Records from a dataset:
......

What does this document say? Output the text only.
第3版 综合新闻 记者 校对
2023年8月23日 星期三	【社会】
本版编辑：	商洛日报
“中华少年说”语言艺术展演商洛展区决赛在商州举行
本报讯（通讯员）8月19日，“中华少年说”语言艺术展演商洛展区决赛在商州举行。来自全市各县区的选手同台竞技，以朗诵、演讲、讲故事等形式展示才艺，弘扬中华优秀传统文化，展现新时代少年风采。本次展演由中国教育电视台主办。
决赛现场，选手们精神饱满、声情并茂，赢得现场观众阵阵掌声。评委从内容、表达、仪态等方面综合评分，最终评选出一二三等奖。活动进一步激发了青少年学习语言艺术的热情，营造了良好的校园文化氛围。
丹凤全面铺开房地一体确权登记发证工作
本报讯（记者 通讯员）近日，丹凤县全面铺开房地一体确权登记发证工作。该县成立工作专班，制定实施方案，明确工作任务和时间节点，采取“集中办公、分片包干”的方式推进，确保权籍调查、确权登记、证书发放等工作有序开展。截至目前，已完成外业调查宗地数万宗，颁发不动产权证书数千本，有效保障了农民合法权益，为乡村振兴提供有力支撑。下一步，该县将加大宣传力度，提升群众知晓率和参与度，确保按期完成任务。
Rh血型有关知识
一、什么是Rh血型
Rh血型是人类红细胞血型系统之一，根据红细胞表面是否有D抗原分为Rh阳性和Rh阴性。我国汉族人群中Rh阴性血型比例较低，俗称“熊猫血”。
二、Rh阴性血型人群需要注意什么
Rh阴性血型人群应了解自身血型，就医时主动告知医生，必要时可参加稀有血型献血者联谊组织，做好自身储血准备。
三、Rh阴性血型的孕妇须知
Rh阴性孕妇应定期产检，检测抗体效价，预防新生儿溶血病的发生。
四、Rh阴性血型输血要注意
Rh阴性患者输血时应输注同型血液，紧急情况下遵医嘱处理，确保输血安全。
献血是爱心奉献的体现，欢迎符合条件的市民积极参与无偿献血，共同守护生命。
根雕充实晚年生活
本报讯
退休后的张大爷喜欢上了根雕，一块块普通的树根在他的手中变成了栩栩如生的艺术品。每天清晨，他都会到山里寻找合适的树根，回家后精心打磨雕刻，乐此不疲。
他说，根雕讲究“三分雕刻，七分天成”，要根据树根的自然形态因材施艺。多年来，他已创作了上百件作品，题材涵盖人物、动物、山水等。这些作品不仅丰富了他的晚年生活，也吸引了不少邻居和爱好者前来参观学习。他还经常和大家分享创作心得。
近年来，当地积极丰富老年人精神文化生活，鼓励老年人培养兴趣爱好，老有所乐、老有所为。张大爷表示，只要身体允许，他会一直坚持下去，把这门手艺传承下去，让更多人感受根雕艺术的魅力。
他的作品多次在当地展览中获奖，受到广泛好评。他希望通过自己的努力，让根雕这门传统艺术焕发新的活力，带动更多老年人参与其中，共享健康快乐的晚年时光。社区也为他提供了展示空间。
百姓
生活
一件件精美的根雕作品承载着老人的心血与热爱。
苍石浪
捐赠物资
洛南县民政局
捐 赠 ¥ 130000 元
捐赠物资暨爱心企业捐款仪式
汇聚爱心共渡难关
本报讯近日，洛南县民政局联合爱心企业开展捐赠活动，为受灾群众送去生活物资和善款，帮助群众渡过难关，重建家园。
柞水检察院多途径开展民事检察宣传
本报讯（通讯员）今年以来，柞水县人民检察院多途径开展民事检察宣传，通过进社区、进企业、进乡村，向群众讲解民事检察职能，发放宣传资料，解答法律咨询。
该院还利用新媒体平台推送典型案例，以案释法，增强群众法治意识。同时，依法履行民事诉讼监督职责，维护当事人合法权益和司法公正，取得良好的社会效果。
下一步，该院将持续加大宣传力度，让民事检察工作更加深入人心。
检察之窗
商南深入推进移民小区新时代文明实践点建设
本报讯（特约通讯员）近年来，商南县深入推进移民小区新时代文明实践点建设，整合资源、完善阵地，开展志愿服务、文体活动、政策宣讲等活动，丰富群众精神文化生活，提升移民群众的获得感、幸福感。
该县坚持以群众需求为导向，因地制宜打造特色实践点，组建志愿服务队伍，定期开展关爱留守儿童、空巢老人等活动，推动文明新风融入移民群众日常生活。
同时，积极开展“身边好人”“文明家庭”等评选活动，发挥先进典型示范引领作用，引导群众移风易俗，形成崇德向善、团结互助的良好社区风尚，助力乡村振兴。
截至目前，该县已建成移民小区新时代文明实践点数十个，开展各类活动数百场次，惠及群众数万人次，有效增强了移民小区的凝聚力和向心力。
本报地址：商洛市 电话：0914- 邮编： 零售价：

......

> What the task requires: Exactly reproduce every line found in the records.

> The answer:
What does this document say? Output the text only.
第3版 综合新闻 记者 校对
2023年8月23日 星期三	【社会】
本版编辑：	商洛日报
“中华少年说”语言艺术展演商洛展区决赛在商州举行
本报讯（通讯员）8月19日，“中华少年说”语言艺术展演商洛展区决赛在商州举行。来自全市各县区的选手同台竞技，以朗诵、演讲、讲故事等形式展示才艺，弘扬中华优秀传统文化，展现新时代少年风采。本次展演由中国教育电视台主办。
决赛现场，选手们精神饱满、声情并茂，赢得现场观众阵阵掌声。评委从内容、表达、仪态等方面综合评分，最终评选出一二三等奖。活动进一步激发了青少年学习语言艺术的热情，营造了良好的校园文化氛围。
丹凤全面铺开房地一体确权登记发证工作
本报讯（记者 通讯员）近日，丹凤县全面铺开房地一体确权登记发证工作。该县成立工作专班，制定实施方案，明确工作任务和时间节点，采取“集中办公、分片包干”的方式推进，确保权籍调查、确权登记、证书发放等工作有序开展。截至目前，已完成外业调查宗地数万宗，颁发不动产权证书数千本，有效保障了农民合法权益，为乡村振兴提供有力支撑。下一步，该县将加大宣传力度，提升群众知晓率和参与度，确保按期完成任务。
Rh血型有关知识
一、什么是Rh血型
Rh血型是人类红细胞血型系统之一，根据红细胞表面是否有D抗原分为Rh阳性和Rh阴性。我国汉族人群中Rh阴性血型比例较低，俗称“熊猫血”。
二、Rh阴性血型人群需要注意什么
Rh阴性血型人群应了解自身血型，就医时主动告知医生，必要时可参加稀有血型献血者联谊组织，做好自身储血准备。
三、Rh阴性血型的孕妇须知
Rh阴性孕妇应定期产检，检测抗体效价，预防新生儿溶血病的发生。
四、Rh阴性血型输血要注意
Rh阴性患者输血时应输注同型血液，紧急情况下遵医嘱处理，确保输血安全。
献血是爱心奉献的体现，欢迎符合条件的市民积极参与无偿献血，共同守护生命。
根雕充实晚年生活
本报讯
退休后的张大爷喜欢上了根雕，一块块普通的树根在他的手中变成了栩栩如生的艺术品。每天清晨，他都会到山里寻找合适的树根，回家后精心打磨雕刻，乐此不疲。
他说，根雕讲究“三分雕刻，七分天成”，要根据树根的自然形态因材施艺。多年来，他已创作了上百件作品，题材涵盖人物、动物、山水等。这些作品不仅丰富了他的晚年生活，也吸引了不少邻居和爱好者前来参观学习。他还经常和大家分享创作心得。
近年来，当地积极丰富老年人精神文化生活，鼓励老年人培养兴趣爱好，老有所乐、老有所为。张大爷表示，只要身体允许，他会一直坚持下去，把这门手艺传承下去，让更多人感受根雕艺术的魅力。
他的作品多次在当地展览中获奖，受到广泛好评。他希望通过自己的努力，让根雕这门传统艺术焕发新的活力，带动更多老年人参与其中，共享健康快乐的晚年时光。社区也为他提供了展示空间。
百姓
生活
一件件精美的根雕作品承载着老人的心血与热爱。
苍石浪
捐赠物资
洛南县民政局
捐 赠 ¥ 130000 元
捐赠物资暨爱心企业捐款仪式
汇聚爱心共渡难关
本报讯近日，洛南县民政局联合爱心企业开展捐赠活动，为受灾群众送去生活物资和善款，帮助群众渡过难关，重建家园。
柞水检察院多途径开展民事检察宣传
本报讯（通讯员）今年以来，柞水县人民检察院多途径开展民事检察宣传，通过进社区、进企业、进乡村，向群众讲解民事检察职能，发放宣传资料，解答法律咨询。
该院还利用新媒体平台推送典型案例，以案释法，增强群众法治意识。同时，依法履行民事诉讼监督职责，维护当事人合法权益和司法公正，取得良好的社会效果。
下一步，该院将持续加大宣传力度，让民事检察工作更加深入人心。
检察之窗
商南深入推进移民小区新时代文明实践点建设
本报讯（特约通讯员）近年来，商南县深入推进移民小区新时代文明实践点建设，整合资源、完善阵地，开展志愿服务、文体活动、政策宣讲等活动，丰富群众精神文化生活，提升移民群众的获得感、幸福感。
该县坚持以群众需求为导向，因地制宜打造特色实践点，组建志愿服务队伍，定期开展关爱留守儿童、空巢老人等活动，推动文明新风融入移民群众日常生活。
同时，积极开展“身边好人”“文明家庭”等评选活动，发挥先进典型示范引领作用，引导群众移风易俗，形成崇德向善、团结互助的良好社区风尚，助力乡村振兴。
截至目前，该县已建成移民小区新时代文明实践点数十个，开展各类活动数百场次，惠及群众数万人次，有效增强了移民小区的凝聚力和向心力。
本报地址：商洛市 电话：0914- 邮编： 零售价：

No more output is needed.